PROVIDED MATERIAL:
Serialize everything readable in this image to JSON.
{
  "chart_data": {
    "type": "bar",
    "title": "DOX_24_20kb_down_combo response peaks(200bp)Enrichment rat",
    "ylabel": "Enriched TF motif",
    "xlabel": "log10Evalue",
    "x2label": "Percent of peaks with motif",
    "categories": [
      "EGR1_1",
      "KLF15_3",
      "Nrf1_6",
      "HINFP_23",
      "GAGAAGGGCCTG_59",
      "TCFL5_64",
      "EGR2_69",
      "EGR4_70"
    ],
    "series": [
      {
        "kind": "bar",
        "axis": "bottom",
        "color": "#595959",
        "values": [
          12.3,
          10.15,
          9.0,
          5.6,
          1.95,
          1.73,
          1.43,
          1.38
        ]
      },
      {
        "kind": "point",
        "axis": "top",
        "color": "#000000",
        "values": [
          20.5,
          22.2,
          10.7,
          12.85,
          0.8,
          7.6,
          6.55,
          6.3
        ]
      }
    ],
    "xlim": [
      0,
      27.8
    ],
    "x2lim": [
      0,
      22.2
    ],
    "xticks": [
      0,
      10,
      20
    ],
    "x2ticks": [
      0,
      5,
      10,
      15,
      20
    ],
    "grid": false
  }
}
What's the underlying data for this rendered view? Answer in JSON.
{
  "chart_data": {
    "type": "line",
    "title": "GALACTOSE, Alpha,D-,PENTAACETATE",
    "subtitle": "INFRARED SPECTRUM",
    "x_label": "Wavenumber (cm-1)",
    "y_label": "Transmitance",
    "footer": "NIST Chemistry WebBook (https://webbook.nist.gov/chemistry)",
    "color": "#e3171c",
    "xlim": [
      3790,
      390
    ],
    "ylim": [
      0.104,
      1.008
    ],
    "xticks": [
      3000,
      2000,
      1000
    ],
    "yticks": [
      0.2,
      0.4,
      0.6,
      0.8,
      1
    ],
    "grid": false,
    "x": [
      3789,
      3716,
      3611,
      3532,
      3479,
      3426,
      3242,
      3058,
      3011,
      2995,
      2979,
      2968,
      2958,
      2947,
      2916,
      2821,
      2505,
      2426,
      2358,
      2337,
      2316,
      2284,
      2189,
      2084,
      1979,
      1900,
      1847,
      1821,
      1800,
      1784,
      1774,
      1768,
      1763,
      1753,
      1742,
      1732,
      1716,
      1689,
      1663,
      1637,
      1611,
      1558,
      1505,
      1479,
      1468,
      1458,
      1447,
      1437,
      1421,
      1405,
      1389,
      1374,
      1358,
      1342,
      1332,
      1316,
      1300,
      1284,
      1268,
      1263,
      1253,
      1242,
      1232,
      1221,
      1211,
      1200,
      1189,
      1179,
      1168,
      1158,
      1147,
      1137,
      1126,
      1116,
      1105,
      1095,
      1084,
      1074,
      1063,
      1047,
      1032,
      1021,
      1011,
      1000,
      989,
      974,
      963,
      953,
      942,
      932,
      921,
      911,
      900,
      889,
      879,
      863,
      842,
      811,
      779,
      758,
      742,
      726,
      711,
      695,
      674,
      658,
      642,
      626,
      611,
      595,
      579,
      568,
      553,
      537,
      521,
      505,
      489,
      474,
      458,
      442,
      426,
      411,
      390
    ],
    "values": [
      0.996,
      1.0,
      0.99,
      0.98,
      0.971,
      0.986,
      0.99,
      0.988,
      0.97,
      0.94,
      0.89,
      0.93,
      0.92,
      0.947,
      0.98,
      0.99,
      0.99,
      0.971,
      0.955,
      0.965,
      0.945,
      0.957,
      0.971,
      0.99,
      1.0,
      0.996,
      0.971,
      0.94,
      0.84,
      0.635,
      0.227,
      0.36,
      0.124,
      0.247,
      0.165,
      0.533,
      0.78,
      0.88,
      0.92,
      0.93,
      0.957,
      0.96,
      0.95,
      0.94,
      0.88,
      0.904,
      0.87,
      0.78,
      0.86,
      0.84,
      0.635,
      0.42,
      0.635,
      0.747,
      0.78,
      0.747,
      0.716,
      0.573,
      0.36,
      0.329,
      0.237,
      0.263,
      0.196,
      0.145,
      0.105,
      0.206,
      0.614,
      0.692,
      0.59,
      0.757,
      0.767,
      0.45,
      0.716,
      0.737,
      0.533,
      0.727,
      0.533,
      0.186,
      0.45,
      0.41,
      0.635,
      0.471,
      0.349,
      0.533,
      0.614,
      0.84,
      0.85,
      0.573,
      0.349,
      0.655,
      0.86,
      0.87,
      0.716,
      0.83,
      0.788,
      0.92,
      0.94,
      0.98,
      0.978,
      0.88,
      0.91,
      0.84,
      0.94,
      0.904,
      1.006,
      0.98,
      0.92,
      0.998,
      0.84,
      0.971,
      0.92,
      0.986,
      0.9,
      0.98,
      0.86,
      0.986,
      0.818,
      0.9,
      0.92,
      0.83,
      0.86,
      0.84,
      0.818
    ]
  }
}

EXERCISE OBJECTIVE: Print all of the entries again, exactly as written.

TASK OUTPUT:
Serialize everything readable in this image to JSON.
{
  "chart_data": {
    "type": "bar",
    "title": "DOX_24_20kb_down_combo response peaks(200bp)Enrichment rat",
    "ylabel": "Enriched TF motif",
    "xlabel": "log10Evalue",
    "x2label": "Percent of peaks with motif",
    "categories": [
      "EGR1_1",
      "KLF15_3",
      "Nrf1_6",
      "HINFP_23",
      "GAGAAGGGCCTG_59",
      "TCFL5_64",
      "EGR2_69",
      "EGR4_70"
    ],
    "series": [
      {
        "kind": "bar",
        "axis": "bottom",
        "color": "#595959",
        "values": [
          12.3,
          10.15,
          9.0,
          5.6,
          1.95,
          1.73,
          1.43,
          1.38
        ]
      },
      {
        "kind": "point",
        "axis": "top",
        "color": "#000000",
        "values": [
          20.5,
          22.2,
          10.7,
          12.85,
          0.8,
          7.6,
          6.55,
          6.3
        ]
      }
    ],
    "xlim": [
      0,
      27.8
    ],
    "x2lim": [
      0,
      22.2
    ],
    "xticks": [
      0,
      10,
      20
    ],
    "x2ticks": [
      0,
      5,
      10,
      15,
      20
    ],
    "grid": false
  }
}
What's the underlying data for this rendered view? Answer in JSON.
{
  "chart_data": {
    "type": "line",
    "title": "GALACTOSE, Alpha,D-,PENTAACETATE",
    "subtitle": "INFRARED SPECTRUM",
    "x_label": "Wavenumber (cm-1)",
    "y_label": "Transmitance",
    "footer": "NIST Chemistry WebBook (https://webbook.nist.gov/chemistry)",
    "color": "#e3171c",
    "xlim": [
      3790,
      390
    ],
    "ylim": [
      0.104,
      1.008
    ],
    "xticks": [
      3000,
      2000,
      1000
    ],
    "yticks": [
      0.2,
      0.4,
      0.6,
      0.8,
      1
    ],
    "grid": false,
    "x": [
      3789,
      3716,
      3611,
      3532,
      3479,
      3426,
      3242,
      3058,
      3011,
      2995,
      2979,
      2968,
      2958,
      2947,
      2916,
      2821,
      2505,
      2426,
      2358,
      2337,
      2316,
      2284,
      2189,
      2084,
      1979,
      1900,
      1847,
      1821,
      1800,
      1784,
      1774,
      1768,
      1763,
      1753,
      1742,
      1732,
      1716,
      1689,
      1663,
      1637,
      1611,
      1558,
      1505,
      1479,
      1468,
      1458,
      1447,
      1437,
      1421,
      1405,
      1389,
      1374,
      1358,
      1342,
      1332,
      1316,
      1300,
      1284,
      1268,
      1263,
      1253,
      1242,
      1232,
      1221,
      1211,
      1200,
      1189,
      1179,
      1168,
      1158,
      1147,
      1137,
      1126,
      1116,
      1105,
      1095,
      1084,
      1074,
      1063,
      1047,
      1032,
      1021,
      1011,
      1000,
      989,
      974,
      963,
      953,
      942,
      932,
      921,
      911,
      900,
      889,
      879,
      863,
      842,
      811,
      779,
      758,
      742,
      726,
      711,
      695,
      674,
      658,
      642,
      626,
      611,
      595,
      579,
      568,
      553,
      537,
      521,
      505,
      489,
      474,
      458,
      442,
      426,
      411,
      390
    ],
    "values": [
      0.996,
      1.0,
      0.99,
      0.98,
      0.971,
      0.986,
      0.99,
      0.988,
      0.97,
      0.94,
      0.89,
      0.93,
      0.92,
      0.947,
      0.98,
      0.99,
      0.99,
      0.971,
      0.955,
      0.965,
      0.945,
      0.957,
      0.971,
      0.99,
      1.0,
      0.996,
      0.971,
      0.94,
      0.84,
      0.635,
      0.227,
      0.36,
      0.124,
      0.247,
      0.165,
      0.533,
      0.78,
      0.88,
      0.92,
      0.93,
      0.957,
      0.96,
      0.95,
      0.94,
      0.88,
      0.904,
      0.87,
      0.78,
      0.86,
      0.84,
      0.635,
      0.42,
      0.635,
      0.747,
      0.78,
      0.747,
      0.716,
      0.573,
      0.36,
      0.329,
      0.237,
      0.263,
      0.196,
      0.145,
      0.105,
      0.206,
      0.614,
      0.692,
      0.59,
      0.757,
      0.767,
      0.45,
      0.716,
      0.737,
      0.533,
      0.727,
      0.533,
      0.186,
      0.45,
      0.41,
      0.635,
      0.471,
      0.349,
      0.533,
      0.614,
      0.84,
      0.85,
      0.573,
      0.349,
      0.655,
      0.86,
      0.87,
      0.716,
      0.83,
      0.788,
      0.92,
      0.94,
      0.98,
      0.978,
      0.88,
      0.91,
      0.84,
      0.94,
      0.904,
      1.006,
      0.98,
      0.92,
      0.998,
      0.84,
      0.971,
      0.92,
      0.986,
      0.9,
      0.98,
      0.86,
      0.986,
      0.818,
      0.9,
      0.92,
      0.83,
      0.86,
      0.84,
      0.818
    ]
  }
}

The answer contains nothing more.